| TASK TO CARRY OUT |
Without the pictures, repeat the listing character for character.

| INPUT |
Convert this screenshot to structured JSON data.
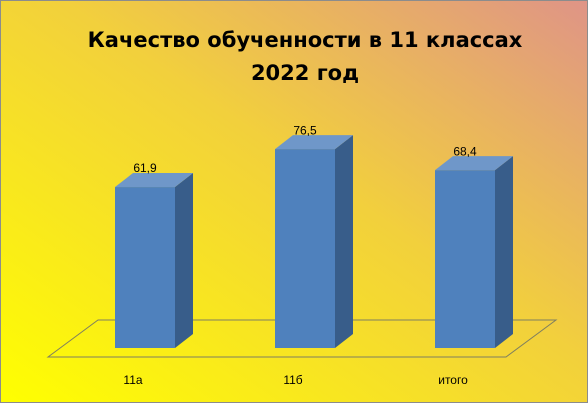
{
  "chart_data": {
    "type": "bar3d",
    "title": "Качество обученности в 11 классах 2022 год",
    "categories": [
      "11а",
      "11б",
      "итого"
    ],
    "values": [
      61.9,
      76.5,
      68.4
    ],
    "value_labels": [
      "61,9",
      "76,5",
      "68,4"
    ],
    "color": "#4f81bd",
    "ylim": [
      0,
      100
    ]
  }
}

| SOLUTION FOR THIS PROBLEM |
Convert this screenshot to structured JSON data.
{
  "chart_data": {
    "type": "bar3d",
    "title": "Качество обученности в 11 классах 2022 год",
    "categories": [
      "11а",
      "11б",
      "итого"
    ],
    "values": [
      61.9,
      76.5,
      68.4
    ],
    "value_labels": [
      "61,9",
      "76,5",
      "68,4"
    ],
    "color": "#4f81bd",
    "ylim": [
      0,
      100
    ]
  }
}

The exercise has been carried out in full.